** Begin RECORDS PROVIDED **

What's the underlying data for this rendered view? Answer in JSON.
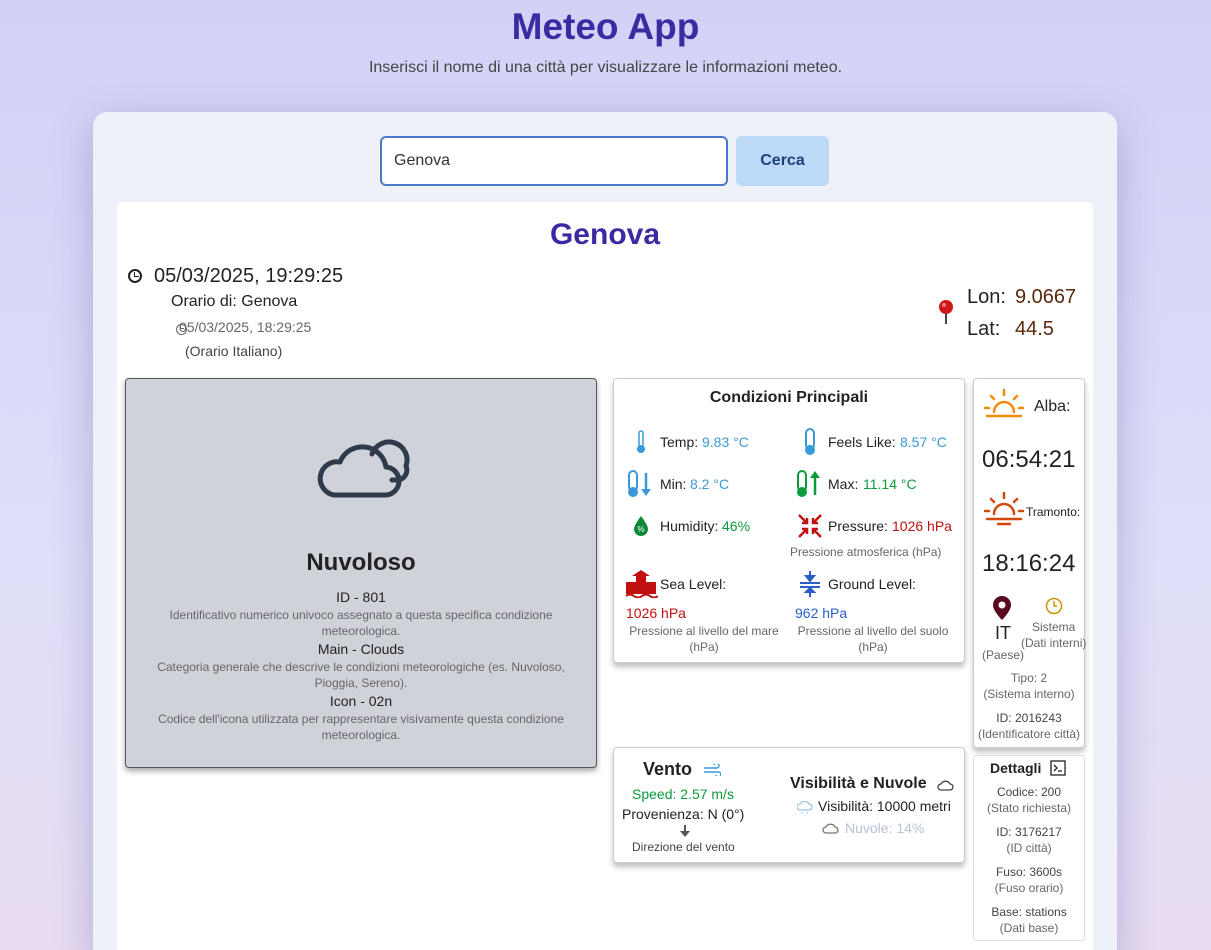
{
  "header": {
    "title": "Meteo App",
    "subtitle": "Inserisci il nome di una città per visualizzare le informazioni meteo."
  },
  "search": {
    "value": "Genova",
    "button": "Cerca"
  },
  "city": "Genova",
  "time": {
    "local": "05/03/2025, 19:29:25",
    "label": "Orario di: Genova",
    "italian": "05/03/2025, 18:29:25",
    "italian_label": "(Orario Italiano)"
  },
  "coords": {
    "lon_label": "Lon:",
    "lon": "9.0667",
    "lat_label": "Lat:",
    "lat": "44.5"
  },
  "description": {
    "title": "Nuvoloso",
    "id": "ID - 801",
    "id_desc": "Identificativo numerico univoco assegnato a questa specifica condizione meteorologica.",
    "main": "Main - Clouds",
    "main_desc": "Categoria generale che descrive le condizioni meteorologiche (es. Nuvoloso, Pioggia, Sereno).",
    "icon": "Icon - 02n",
    "icon_desc": "Codice dell'icona utilizzata per rappresentare visivamente questa condizione meteorologica."
  },
  "conditions": {
    "title": "Condizioni Principali",
    "temp_label": "Temp:",
    "temp": "9.83 °C",
    "feels_label": "Feels Like:",
    "feels": "8.57 °C",
    "min_label": "Min:",
    "min": "8.2 °C",
    "max_label": "Max:",
    "max": "11.14 °C",
    "humidity_label": "Humidity:",
    "humidity": "46%",
    "pressure_label": "Pressure:",
    "pressure": "1026 hPa",
    "pressure_desc": "Pressione atmosferica (hPa)",
    "sea_label": "Sea Level:",
    "sea": "1026 hPa",
    "sea_desc": "Pressione al livello del mare (hPa)",
    "ground_label": "Ground Level:",
    "ground": "962 hPa",
    "ground_desc": "Pressione al livello del suolo (hPa)"
  },
  "sun": {
    "alba_label": "Alba:",
    "alba": "06:54:21",
    "tramonto_label": "Tramonto:",
    "tramonto": "18:16:24"
  },
  "sys": {
    "country": "IT",
    "country_label": "(Paese)",
    "sistema": "Sistema",
    "sistema_label": "(Dati interni)",
    "tipo": "Tipo: 2",
    "tipo_label": "(Sistema interno)",
    "id": "ID: 2016243",
    "id_label": "(Identificatore città)"
  },
  "wind": {
    "title": "Vento",
    "speed": "Speed: 2.57 m/s",
    "dir": "Provenienza: N (0°)",
    "dir_label": "Direzione del vento"
  },
  "visibility": {
    "title": "Visibilità e Nuvole",
    "vis": "Visibilità: 10000 metri",
    "clouds": "Nuvole: 14%"
  },
  "details": {
    "title": "Dettagli",
    "codice": "Codice: 200",
    "codice_label": "(Stato richiesta)",
    "id": "ID: 3176217",
    "id_label": "(ID città)",
    "fuso": "Fuso: 3600s",
    "fuso_label": "(Fuso orario)",
    "base": "Base: stations",
    "base_label": "(Dati base)"
  },
  "colors": {
    "accent": "#3b2ba3",
    "blue": "#3a9ad9",
    "green": "#0c9a3c",
    "red": "#c01010"
  }
}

** End RECORDS PROVIDED **

* WHAT TO DO
Return all of the entries word for word, but omit the pictures.

* TASK RESPONSE
What's the underlying data for this rendered view? Answer in JSON.
{
  "header": {
    "title": "Meteo App",
    "subtitle": "Inserisci il nome di una città per visualizzare le informazioni meteo."
  },
  "search": {
    "value": "Genova",
    "button": "Cerca"
  },
  "city": "Genova",
  "time": {
    "local": "05/03/2025, 19:29:25",
    "label": "Orario di: Genova",
    "italian": "05/03/2025, 18:29:25",
    "italian_label": "(Orario Italiano)"
  },
  "coords": {
    "lon_label": "Lon:",
    "lon": "9.0667",
    "lat_label": "Lat:",
    "lat": "44.5"
  },
  "description": {
    "title": "Nuvoloso",
    "id": "ID - 801",
    "id_desc": "Identificativo numerico univoco assegnato a questa specifica condizione meteorologica.",
    "main": "Main - Clouds",
    "main_desc": "Categoria generale che descrive le condizioni meteorologiche (es. Nuvoloso, Pioggia, Sereno).",
    "icon": "Icon - 02n",
    "icon_desc": "Codice dell'icona utilizzata per rappresentare visivamente questa condizione meteorologica."
  },
  "conditions": {
    "title": "Condizioni Principali",
    "temp_label": "Temp:",
    "temp": "9.83 °C",
    "feels_label": "Feels Like:",
    "feels": "8.57 °C",
    "min_label": "Min:",
    "min": "8.2 °C",
    "max_label": "Max:",
    "max": "11.14 °C",
    "humidity_label": "Humidity:",
    "humidity": "46%",
    "pressure_label": "Pressure:",
    "pressure": "1026 hPa",
    "pressure_desc": "Pressione atmosferica (hPa)",
    "sea_label": "Sea Level:",
    "sea": "1026 hPa",
    "sea_desc": "Pressione al livello del mare (hPa)",
    "ground_label": "Ground Level:",
    "ground": "962 hPa",
    "ground_desc": "Pressione al livello del suolo (hPa)"
  },
  "sun": {
    "alba_label": "Alba:",
    "alba": "06:54:21",
    "tramonto_label": "Tramonto:",
    "tramonto": "18:16:24"
  },
  "sys": {
    "country": "IT",
    "country_label": "(Paese)",
    "sistema": "Sistema",
    "sistema_label": "(Dati interni)",
    "tipo": "Tipo: 2",
    "tipo_label": "(Sistema interno)",
    "id": "ID: 2016243",
    "id_label": "(Identificatore città)"
  },
  "wind": {
    "title": "Vento",
    "speed": "Speed: 2.57 m/s",
    "dir": "Provenienza: N (0°)",
    "dir_label": "Direzione del vento"
  },
  "visibility": {
    "title": "Visibilità e Nuvole",
    "vis": "Visibilità: 10000 metri",
    "clouds": "Nuvole: 14%"
  },
  "details": {
    "title": "Dettagli",
    "codice": "Codice: 200",
    "codice_label": "(Stato richiesta)",
    "id": "ID: 3176217",
    "id_label": "(ID città)",
    "fuso": "Fuso: 3600s",
    "fuso_label": "(Fuso orario)",
    "base": "Base: stations",
    "base_label": "(Dati base)"
  },
  "colors": {
    "accent": "#3b2ba3",
    "blue": "#3a9ad9",
    "green": "#0c9a3c",
    "red": "#c01010"
  }
}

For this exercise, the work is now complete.